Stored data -
— START —
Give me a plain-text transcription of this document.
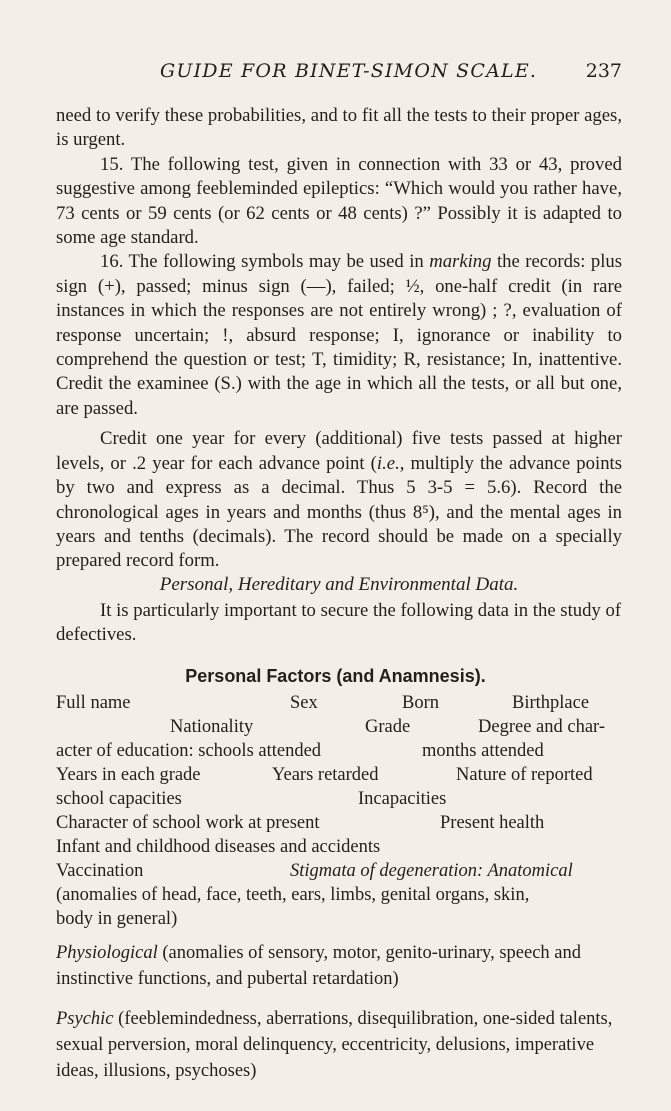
GUIDE FOR BINET-SIMON SCALE.	237

need to verify these probabilities, and to fit all the tests to their proper ages, is urgent.

15. The following test, given in connection with 33 or 43, proved suggestive among feebleminded epileptics: “Which would you rather have, 73 cents or 59 cents (or 62 cents or 48 cents) ?” Possibly it is adapted to some age standard.

16. The following symbols may be used in marking the records: plus sign (+), passed; minus sign (—), failed; ½, one-half credit (in rare instances in which the responses are not entirely wrong) ; ?, evaluation of response uncertain; !, absurd response; I, ignorance or inability to comprehend the question or test; T, timidity; R, resistance; In, inattentive. Credit the examinee (S.) with the age in which all the tests, or all but one, are passed.

Credit one year for every (additional) five tests passed at higher levels, or .2 year for each advance point (i.e., multiply the advance points by two and express as a decimal. Thus 5 3-5 = 5.6). Record the chronological ages in years and months (thus 8⁵), and the mental ages in years and tenths (decimals). The record should be made on a specially prepared record form.

Personal, Hereditary and Environmental Data.

It is particularly important to secure the following data in the study of defectives.

Personal Factors (and Anamnesis).
Full name	Sex	Born	Birthplace
Nationality	Grade	Degree and char-
acter of education: schools attended	months attended
Years in each grade	Years retarded	Nature of reported
school capacities	Incapacities
Character of school work at present	Present health
Infant and childhood diseases and accidents
Vaccination	Stigmata of degeneration: Anatomical
(anomalies of head, face, teeth, ears, limbs, genital organs, skin,
body in general)

Physiological (anomalies of sensory, motor, genito-urinary, speech and instinctive functions, and pubertal retardation)

Psychic (feeblemindedness, aberrations, disequilibration, one-sided talents, sexual perversion, moral delinquency, eccentricity, delusions, imperative ideas, illusions, psychoses)
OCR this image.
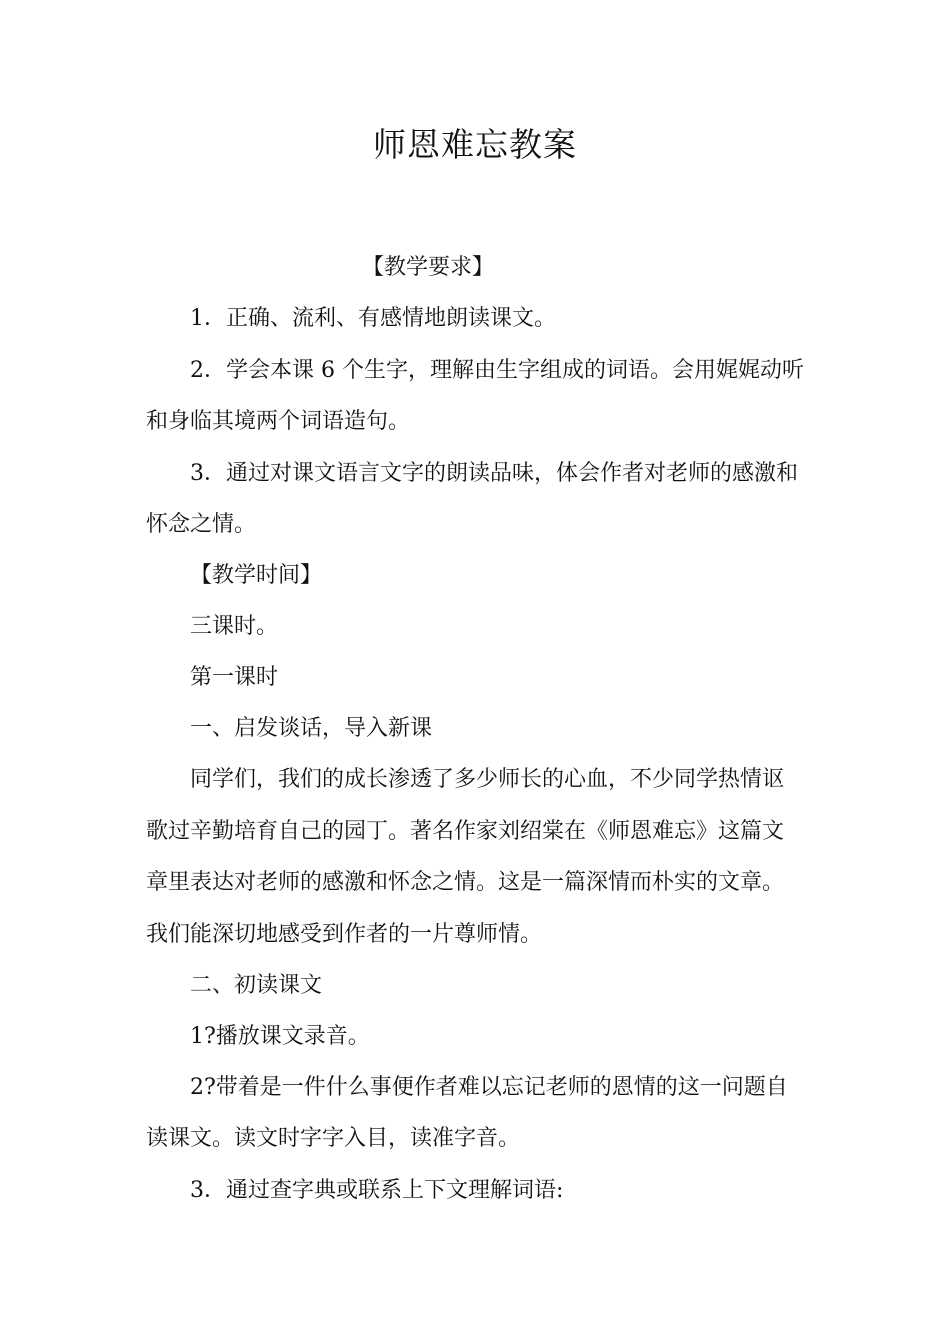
师恩难忘教案
【教学要求】
1．正确、流利、有感情地朗读课文。
2．学会本课 6 个生字，理解由生字组成的词语。会用娓娓动听
和身临其境两个词语造句。
3．通过对课文语言文字的朗读品味，体会作者对老师的感激和
怀念之情。
【教学时间】
三课时。
第一课时
一、启发谈话，导入新课
同学们，我们的成长渗透了多少师长的心血，不少同学热情讴
歌过辛勤培育自己的园丁。著名作家刘绍棠在《师恩难忘》这篇文
章里表达对老师的感激和怀念之情。这是一篇深情而朴实的文章。
我们能深切地感受到作者的一片尊师情。
二、初读课文
1?播放课文录音。
2?带着是一件什么事便作者难以忘记老师的恩情的这一问题自
读课文。读文时字字入目，读准字音。
3．通过查字典或联系上下文理解词语:
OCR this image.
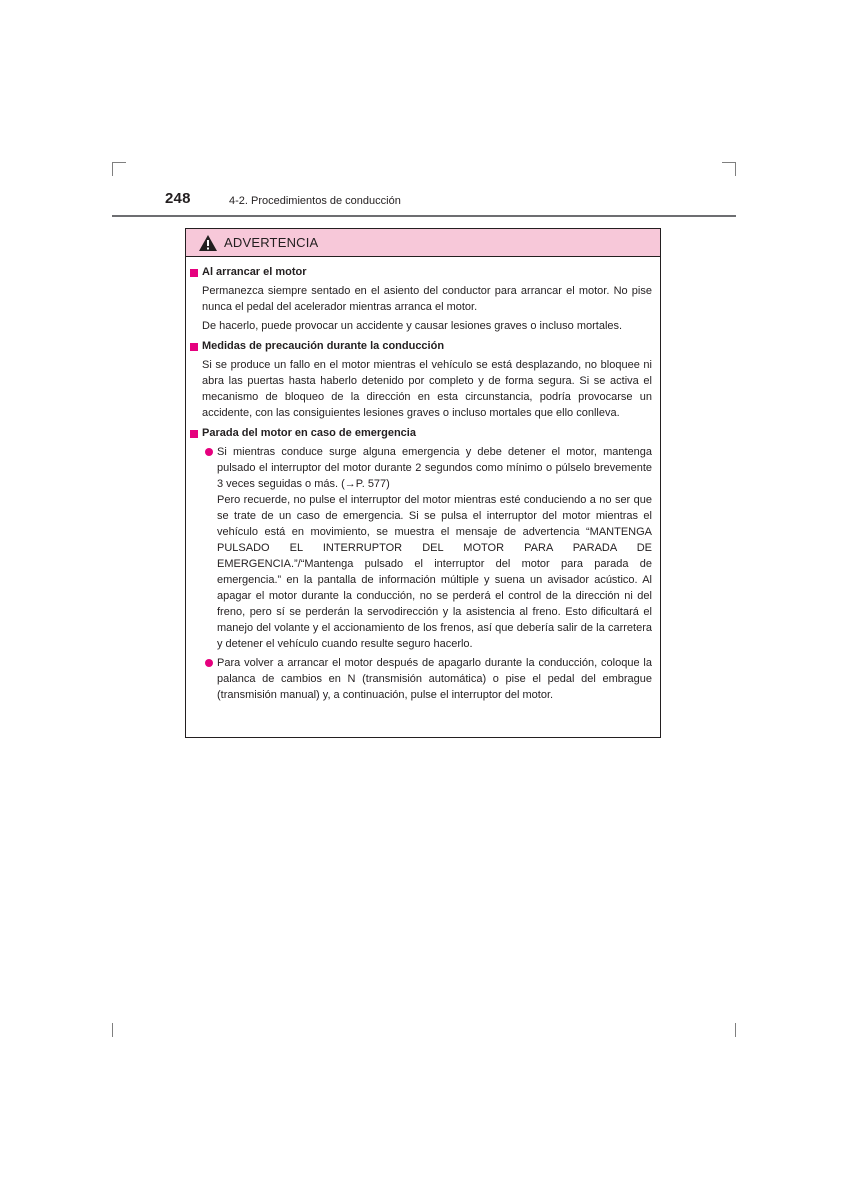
248	4-2. Procedimientos de conducción
ADVERTENCIA
Al arrancar el motor

Permanezca siempre sentado en el asiento del conductor para arrancar el motor. No pise nunca el pedal del acelerador mientras arranca el motor.

De hacerlo, puede provocar un accidente y causar lesiones graves o incluso mortales.

Medidas de precaución durante la conducción

Si se produce un fallo en el motor mientras el vehículo se está desplazando, no bloquee ni abra las puertas hasta haberlo detenido por completo y de forma segura. Si se activa el mecanismo de bloqueo de la dirección en esta circunstancia, podría provocarse un accidente, con las consiguientes lesiones graves o incluso mortales que ello conlleva.

Parada del motor en caso de emergencia

Si mientras conduce surge alguna emergencia y debe detener el motor, mantenga pulsado el interruptor del motor durante 2 segundos como mínimo o púlselo brevemente 3 veces seguidas o más. (→P. 577)

Pero recuerde, no pulse el interruptor del motor mientras esté conduciendo a no ser que se trate de un caso de emergencia. Si se pulsa el interruptor del motor mientras el vehículo está en movimiento, se muestra el mensaje de advertencia “MANTENGA PULSADO EL INTERRUPTOR DEL MOTOR PARA PARADA DE EMERGENCIA.”/“Mantenga pulsado el interruptor del motor para parada de emergencia.” en la pantalla de información múltiple y suena un avisador acústico. Al apagar el motor durante la conducción, no se perderá el control de la dirección ni del freno, pero sí se perderán la servodirección y la asistencia al freno. Esto dificultará el manejo del volante y el accionamiento de los frenos, así que debería salir de la carretera y detener el vehículo cuando resulte seguro hacerlo.

Para volver a arrancar el motor después de apagarlo durante la conducción, coloque la palanca de cambios en N (transmisión automática) o pise el pedal del embrague (transmisión manual) y, a continuación, pulse el interruptor del motor.
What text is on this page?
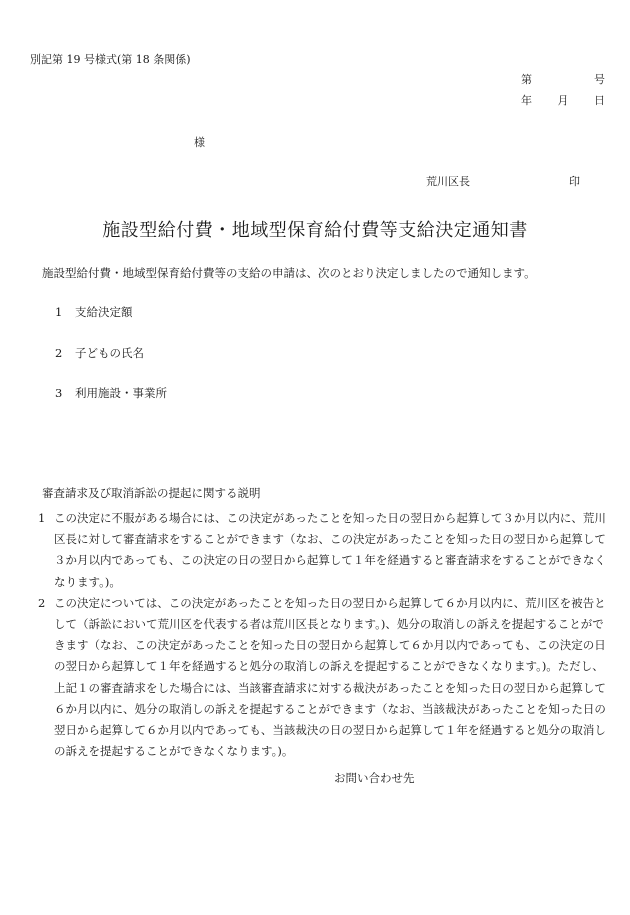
別記第 19 号様式(第 18 条関係)
第	号
年 月 日
様
荒川区長	印
施設型給付費・地域型保育給付費等支給決定通知書
施設型給付費・地域型保育給付費等の支給の申請は、次のとおり決定しましたので通知します。
1 支給決定額
2 子どもの氏名
3 利用施設・事業所
審査請求及び取消訴訟の提起に関する説明
1 この決定に不服がある場合には、この決定があったことを知った日の翌日から起算して３か月以内に、荒川区長に対して審査請求をすることができます（なお、この決定があったことを知った日の翌日から起算して３か月以内であっても、この決定の日の翌日から起算して１年を経過すると審査請求をすることができなくなります。)。
2 この決定については、この決定があったことを知った日の翌日から起算して６か月以内に、荒川区を被告として（訴訟において荒川区を代表する者は荒川区長となります。)、処分の取消しの訴えを提起することができます（なお、この決定があったことを知った日の翌日から起算して６か月以内であっても、この決定の日の翌日から起算して１年を経過すると処分の取消しの訴えを提起することができなくなります。)。ただし、上記１の審査請求をした場合には、当該審査請求に対する裁決があったことを知った日の翌日から起算して６か月以内に、処分の取消しの訴えを提起することができます（なお、当該裁決があったことを知った日の翌日から起算して６か月以内であっても、当該裁決の日の翌日から起算して１年を経過すると処分の取消しの訴えを提起することができなくなります。)。
お問い合わせ先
— END —
Stated task -
Write out the entries above verbatim; the pictures do not belong in your copy.

Solved problem -
Give me a plain-text transcription of this document.
GUIDE FOR BINET-SIMON SCALE.	237

need to verify these probabilities, and to fit all the tests to their proper ages, is urgent.

15. The following test, given in connection with 33 or 43, proved suggestive among feebleminded epileptics: “Which would you rather have, 73 cents or 59 cents (or 62 cents or 48 cents) ?” Possibly it is adapted to some age standard.

16. The following symbols may be used in marking the records: plus sign (+), passed; minus sign (—), failed; ½, one-half credit (in rare instances in which the responses are not entirely wrong) ; ?, evaluation of response uncertain; !, absurd response; I, ignorance or inability to comprehend the question or test; T, timidity; R, resistance; In, inattentive. Credit the examinee (S.) with the age in which all the tests, or all but one, are passed.

Credit one year for every (additional) five tests passed at higher levels, or .2 year for each advance point (i.e., multiply the advance points by two and express as a decimal. Thus 5 3-5 = 5.6). Record the chronological ages in years and months (thus 8⁵), and the mental ages in years and tenths (decimals). The record should be made on a specially prepared record form.

Personal, Hereditary and Environmental Data.

It is particularly important to secure the following data in the study of defectives.

Personal Factors (and Anamnesis).
Full name	Sex	Born	Birthplace
Nationality	Grade	Degree and char-
acter of education: schools attended	months attended
Years in each grade	Years retarded	Nature of reported
school capacities	Incapacities
Character of school work at present	Present health
Infant and childhood diseases and accidents
Vaccination	Stigmata of degeneration: Anatomical
(anomalies of head, face, teeth, ears, limbs, genital organs, skin,
body in general)

Physiological (anomalies of sensory, motor, genito-urinary, speech and instinctive functions, and pubertal retardation)

Psychic (feeblemindedness, aberrations, disequilibration, one-sided talents, sexual perversion, moral delinquency, eccentricity, delusions, imperative ideas, illusions, psychoses)
OCR this image.
师恩难忘教案
【教学要求】
1．正确、流利、有感情地朗读课文。
2．学会本课 6 个生字，理解由生字组成的词语。会用娓娓动听
和身临其境两个词语造句。
3．通过对课文语言文字的朗读品味，体会作者对老师的感激和
怀念之情。
【教学时间】
三课时。
第一课时
一、启发谈话，导入新课
同学们，我们的成长渗透了多少师长的心血，不少同学热情讴
歌过辛勤培育自己的园丁。著名作家刘绍棠在《师恩难忘》这篇文
章里表达对老师的感激和怀念之情。这是一篇深情而朴实的文章。
我们能深切地感受到作者的一片尊师情。
二、初读课文
1?播放课文录音。
2?带着是一件什么事便作者难以忘记老师的恩情的这一问题自
读课文。读文时字字入目，读准字音。
3．通过查字典或联系上下文理解词语:
OCR this image.
248	4-2. Procedimientos de conducción
ADVERTENCIA
Al arrancar el motor

Permanezca siempre sentado en el asiento del conductor para arrancar el motor. No pise nunca el pedal del acelerador mientras arranca el motor.

De hacerlo, puede provocar un accidente y causar lesiones graves o incluso mortales.

Medidas de precaución durante la conducción

Si se produce un fallo en el motor mientras el vehículo se está desplazando, no bloquee ni abra las puertas hasta haberlo detenido por completo y de forma segura. Si se activa el mecanismo de bloqueo de la dirección en esta circunstancia, podría provocarse un accidente, con las consiguientes lesiones graves o incluso mortales que ello conlleva.

Parada del motor en caso de emergencia

Si mientras conduce surge alguna emergencia y debe detener el motor, mantenga pulsado el interruptor del motor durante 2 segundos como mínimo o púlselo brevemente 3 veces seguidas o más. (→P. 577)

Pero recuerde, no pulse el interruptor del motor mientras esté conduciendo a no ser que se trate de un caso de emergencia. Si se pulsa el interruptor del motor mientras el vehículo está en movimiento, se muestra el mensaje de advertencia “MANTENGA PULSADO EL INTERRUPTOR DEL MOTOR PARA PARADA DE EMERGENCIA.”/“Mantenga pulsado el interruptor del motor para parada de emergencia.” en la pantalla de información múltiple y suena un avisador acústico. Al apagar el motor durante la conducción, no se perderá el control de la dirección ni del freno, pero sí se perderán la servodirección y la asistencia al freno. Esto dificultará el manejo del volante y el accionamiento de los frenos, así que debería salir de la carretera y detener el vehículo cuando resulte seguro hacerlo.

Para volver a arrancar el motor después de apagarlo durante la conducción, coloque la palanca de cambios en N (transmisión automática) o pise el pedal del embrague (transmisión manual) y, a continuación, pulse el interruptor del motor.
What text is on this page?
別記第 19 号様式(第 18 条関係)
第	号
年 月 日
様
荒川区長	印
施設型給付費・地域型保育給付費等支給決定通知書
施設型給付費・地域型保育給付費等の支給の申請は、次のとおり決定しましたので通知します。
1 支給決定額
2 子どもの氏名
3 利用施設・事業所
審査請求及び取消訴訟の提起に関する説明
1 この決定に不服がある場合には、この決定があったことを知った日の翌日から起算して３か月以内に、荒川区長に対して審査請求をすることができます（なお、この決定があったことを知った日の翌日から起算して３か月以内であっても、この決定の日の翌日から起算して１年を経過すると審査請求をすることができなくなります。)。
2 この決定については、この決定があったことを知った日の翌日から起算して６か月以内に、荒川区を被告として（訴訟において荒川区を代表する者は荒川区長となります。)、処分の取消しの訴えを提起することができます（なお、この決定があったことを知った日の翌日から起算して６か月以内であっても、この決定の日の翌日から起算して１年を経過すると処分の取消しの訴えを提起することができなくなります。)。ただし、上記１の審査請求をした場合には、当該審査請求に対する裁決があったことを知った日の翌日から起算して６か月以内に、処分の取消しの訴えを提起することができます（なお、当該裁決があったことを知った日の翌日から起算して６か月以内であっても、当該裁決の日の翌日から起算して１年を経過すると処分の取消しの訴えを提起することができなくなります。)。
お問い合わせ先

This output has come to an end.